━━ Data for this task

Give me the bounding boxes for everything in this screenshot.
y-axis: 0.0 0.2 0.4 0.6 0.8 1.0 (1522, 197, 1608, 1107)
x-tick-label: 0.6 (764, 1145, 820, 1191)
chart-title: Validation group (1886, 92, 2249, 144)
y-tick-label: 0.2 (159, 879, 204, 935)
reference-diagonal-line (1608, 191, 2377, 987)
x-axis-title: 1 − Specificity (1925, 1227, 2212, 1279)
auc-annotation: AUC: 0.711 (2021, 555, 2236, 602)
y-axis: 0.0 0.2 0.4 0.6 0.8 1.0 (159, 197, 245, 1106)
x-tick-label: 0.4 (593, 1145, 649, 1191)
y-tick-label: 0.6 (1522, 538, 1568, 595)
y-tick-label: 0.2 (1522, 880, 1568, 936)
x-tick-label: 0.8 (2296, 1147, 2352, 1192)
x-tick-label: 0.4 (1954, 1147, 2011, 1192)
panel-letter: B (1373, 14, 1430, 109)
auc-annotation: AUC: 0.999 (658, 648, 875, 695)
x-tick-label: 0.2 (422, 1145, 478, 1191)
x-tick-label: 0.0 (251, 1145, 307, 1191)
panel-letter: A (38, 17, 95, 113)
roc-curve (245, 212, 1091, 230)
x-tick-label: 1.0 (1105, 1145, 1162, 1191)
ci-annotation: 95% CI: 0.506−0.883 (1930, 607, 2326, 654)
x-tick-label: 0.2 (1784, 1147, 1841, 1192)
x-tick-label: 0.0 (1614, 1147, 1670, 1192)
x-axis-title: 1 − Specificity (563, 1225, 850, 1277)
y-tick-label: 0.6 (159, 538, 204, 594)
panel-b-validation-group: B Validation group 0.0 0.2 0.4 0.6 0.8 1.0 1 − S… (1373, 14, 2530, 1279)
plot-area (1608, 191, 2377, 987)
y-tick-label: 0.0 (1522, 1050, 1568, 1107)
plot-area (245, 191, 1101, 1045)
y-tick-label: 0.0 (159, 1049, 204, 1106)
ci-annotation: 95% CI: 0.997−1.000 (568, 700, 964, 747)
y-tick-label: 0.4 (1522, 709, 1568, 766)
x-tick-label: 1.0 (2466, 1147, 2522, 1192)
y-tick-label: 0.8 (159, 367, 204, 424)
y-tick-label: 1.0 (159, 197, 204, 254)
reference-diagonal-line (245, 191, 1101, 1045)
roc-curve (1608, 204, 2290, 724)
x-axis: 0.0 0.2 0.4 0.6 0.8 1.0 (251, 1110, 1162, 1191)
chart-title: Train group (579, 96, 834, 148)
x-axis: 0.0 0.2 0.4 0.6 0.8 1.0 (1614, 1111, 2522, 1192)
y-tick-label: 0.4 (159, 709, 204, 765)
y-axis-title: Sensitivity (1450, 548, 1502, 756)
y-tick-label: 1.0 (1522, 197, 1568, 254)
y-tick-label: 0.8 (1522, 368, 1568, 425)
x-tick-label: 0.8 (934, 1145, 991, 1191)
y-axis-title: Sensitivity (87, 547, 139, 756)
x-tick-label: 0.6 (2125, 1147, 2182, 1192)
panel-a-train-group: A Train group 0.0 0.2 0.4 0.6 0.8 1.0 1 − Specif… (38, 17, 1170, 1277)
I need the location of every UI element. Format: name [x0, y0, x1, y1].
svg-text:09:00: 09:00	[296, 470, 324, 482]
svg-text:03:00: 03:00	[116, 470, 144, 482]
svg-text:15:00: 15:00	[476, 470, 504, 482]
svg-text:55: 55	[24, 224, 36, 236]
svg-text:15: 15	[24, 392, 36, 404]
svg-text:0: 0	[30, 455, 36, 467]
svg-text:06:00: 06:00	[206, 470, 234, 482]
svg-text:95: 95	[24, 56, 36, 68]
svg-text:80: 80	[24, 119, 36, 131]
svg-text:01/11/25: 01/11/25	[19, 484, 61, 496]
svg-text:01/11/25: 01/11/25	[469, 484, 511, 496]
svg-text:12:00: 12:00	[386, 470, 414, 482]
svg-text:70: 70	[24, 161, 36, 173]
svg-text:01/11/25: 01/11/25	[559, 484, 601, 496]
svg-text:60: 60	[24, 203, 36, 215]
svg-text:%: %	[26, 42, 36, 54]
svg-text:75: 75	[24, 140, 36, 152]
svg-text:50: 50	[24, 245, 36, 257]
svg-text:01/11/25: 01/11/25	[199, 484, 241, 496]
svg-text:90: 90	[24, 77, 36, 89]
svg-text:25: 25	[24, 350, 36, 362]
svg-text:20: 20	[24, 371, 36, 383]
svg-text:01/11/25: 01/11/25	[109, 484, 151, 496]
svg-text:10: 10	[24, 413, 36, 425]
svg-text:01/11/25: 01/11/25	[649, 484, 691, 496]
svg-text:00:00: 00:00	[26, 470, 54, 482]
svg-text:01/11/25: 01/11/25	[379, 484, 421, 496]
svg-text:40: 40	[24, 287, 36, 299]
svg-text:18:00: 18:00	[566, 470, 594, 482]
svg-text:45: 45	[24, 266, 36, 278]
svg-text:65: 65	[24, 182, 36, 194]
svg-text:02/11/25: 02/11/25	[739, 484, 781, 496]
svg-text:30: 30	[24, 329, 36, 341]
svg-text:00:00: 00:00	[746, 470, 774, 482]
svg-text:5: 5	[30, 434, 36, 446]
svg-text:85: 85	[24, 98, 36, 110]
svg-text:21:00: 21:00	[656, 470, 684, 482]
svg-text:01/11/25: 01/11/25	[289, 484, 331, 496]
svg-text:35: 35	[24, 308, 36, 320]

━━━━

▶ [Task requirements]: Write out all the items above again, swapping "Sensitivity" for "True positive rate" and leaving everything else unchanged.

▶ [Worked solution]:
Give me the bounding boxes for everything in this screenshot.
y-axis: 0.0 0.2 0.4 0.6 0.8 1.0 (1522, 197, 1608, 1107)
x-tick-label: 0.6 (764, 1145, 820, 1191)
chart-title: Validation group (1886, 92, 2249, 144)
y-tick-label: 0.2 (159, 879, 204, 935)
reference-diagonal-line (1608, 191, 2377, 987)
x-axis-title: 1 − Specificity (1925, 1227, 2212, 1279)
auc-annotation: AUC: 0.711 (2021, 555, 2236, 602)
y-axis: 0.0 0.2 0.4 0.6 0.8 1.0 (159, 197, 245, 1106)
x-tick-label: 0.4 (593, 1145, 649, 1191)
y-tick-label: 0.6 (1522, 538, 1568, 595)
y-tick-label: 0.2 (1522, 880, 1568, 936)
x-tick-label: 0.8 (2296, 1147, 2352, 1192)
x-tick-label: 0.4 (1954, 1147, 2011, 1192)
panel-letter: B (1373, 14, 1430, 109)
auc-annotation: AUC: 0.999 (658, 648, 875, 695)
x-tick-label: 0.2 (422, 1145, 478, 1191)
x-tick-label: 0.0 (251, 1145, 307, 1191)
panel-letter: A (38, 17, 95, 113)
roc-curve (245, 212, 1091, 230)
x-tick-label: 1.0 (1105, 1145, 1162, 1191)
ci-annotation: 95% CI: 0.506−0.883 (1930, 607, 2326, 654)
x-tick-label: 0.2 (1784, 1147, 1841, 1192)
x-tick-label: 0.0 (1614, 1147, 1670, 1192)
x-axis-title: 1 − Specificity (563, 1225, 850, 1277)
y-tick-label: 0.6 (159, 538, 204, 594)
panel-b-validation-group: B Validation group 0.0 0.2 0.4 0.6 0.8 1.0 1 − S… (1373, 14, 2530, 1279)
plot-area (1608, 191, 2377, 987)
y-tick-label: 0.0 (1522, 1050, 1568, 1107)
plot-area (245, 191, 1101, 1045)
y-tick-label: 0.0 (159, 1049, 204, 1106)
ci-annotation: 95% CI: 0.997−1.000 (568, 700, 964, 747)
y-tick-label: 0.4 (1522, 709, 1568, 766)
x-tick-label: 1.0 (2466, 1147, 2522, 1192)
y-tick-label: 0.8 (159, 367, 204, 424)
y-tick-label: 1.0 (159, 197, 204, 254)
reference-diagonal-line (245, 191, 1101, 1045)
roc-curve (1608, 204, 2290, 724)
x-axis: 0.0 0.2 0.4 0.6 0.8 1.0 (251, 1110, 1162, 1191)
chart-title: Train group (579, 96, 834, 148)
x-axis: 0.0 0.2 0.4 0.6 0.8 1.0 (1614, 1111, 2522, 1192)
y-tick-label: 0.4 (159, 709, 204, 765)
y-axis-title: True positive rate (1450, 548, 1502, 756)
y-tick-label: 1.0 (1522, 197, 1568, 254)
y-tick-label: 0.8 (1522, 368, 1568, 425)
x-tick-label: 0.8 (934, 1145, 991, 1191)
y-axis-title: True positive rate (87, 547, 139, 756)
x-tick-label: 0.6 (2125, 1147, 2182, 1192)
panel-a-train-group: A Train group 0.0 0.2 0.4 0.6 0.8 1.0 1 − Specif… (38, 17, 1170, 1277)
I need the location of every UI element. Format: name [x0, y0, x1, y1].
svg-text:09:00: 09:00	[296, 470, 324, 482]
svg-text:03:00: 03:00	[116, 470, 144, 482]
svg-text:15:00: 15:00	[476, 470, 504, 482]
svg-text:55: 55	[24, 224, 36, 236]
svg-text:15: 15	[24, 392, 36, 404]
svg-text:0: 0	[30, 455, 36, 467]
svg-text:06:00: 06:00	[206, 470, 234, 482]
svg-text:95: 95	[24, 56, 36, 68]
svg-text:80: 80	[24, 119, 36, 131]
svg-text:01/11/25: 01/11/25	[19, 484, 61, 496]
svg-text:01/11/25: 01/11/25	[469, 484, 511, 496]
svg-text:12:00: 12:00	[386, 470, 414, 482]
svg-text:70: 70	[24, 161, 36, 173]
svg-text:01/11/25: 01/11/25	[559, 484, 601, 496]
svg-text:60: 60	[24, 203, 36, 215]
svg-text:%: %	[26, 42, 36, 54]
svg-text:75: 75	[24, 140, 36, 152]
svg-text:50: 50	[24, 245, 36, 257]
svg-text:01/11/25: 01/11/25	[199, 484, 241, 496]
svg-text:90: 90	[24, 77, 36, 89]
svg-text:25: 25	[24, 350, 36, 362]
svg-text:20: 20	[24, 371, 36, 383]
svg-text:01/11/25: 01/11/25	[109, 484, 151, 496]
svg-text:10: 10	[24, 413, 36, 425]
svg-text:01/11/25: 01/11/25	[649, 484, 691, 496]
svg-text:00:00: 00:00	[26, 470, 54, 482]
svg-text:01/11/25: 01/11/25	[379, 484, 421, 496]
svg-text:40: 40	[24, 287, 36, 299]
svg-text:18:00: 18:00	[566, 470, 594, 482]
svg-text:45: 45	[24, 266, 36, 278]
svg-text:65: 65	[24, 182, 36, 194]
svg-text:02/11/25: 02/11/25	[739, 484, 781, 496]
svg-text:30: 30	[24, 329, 36, 341]
svg-text:00:00: 00:00	[746, 470, 774, 482]
svg-text:5: 5	[30, 434, 36, 446]
svg-text:85: 85	[24, 98, 36, 110]
svg-text:21:00: 21:00	[656, 470, 684, 482]
svg-text:01/11/25: 01/11/25	[289, 484, 331, 496]
svg-text:35: 35	[24, 308, 36, 320]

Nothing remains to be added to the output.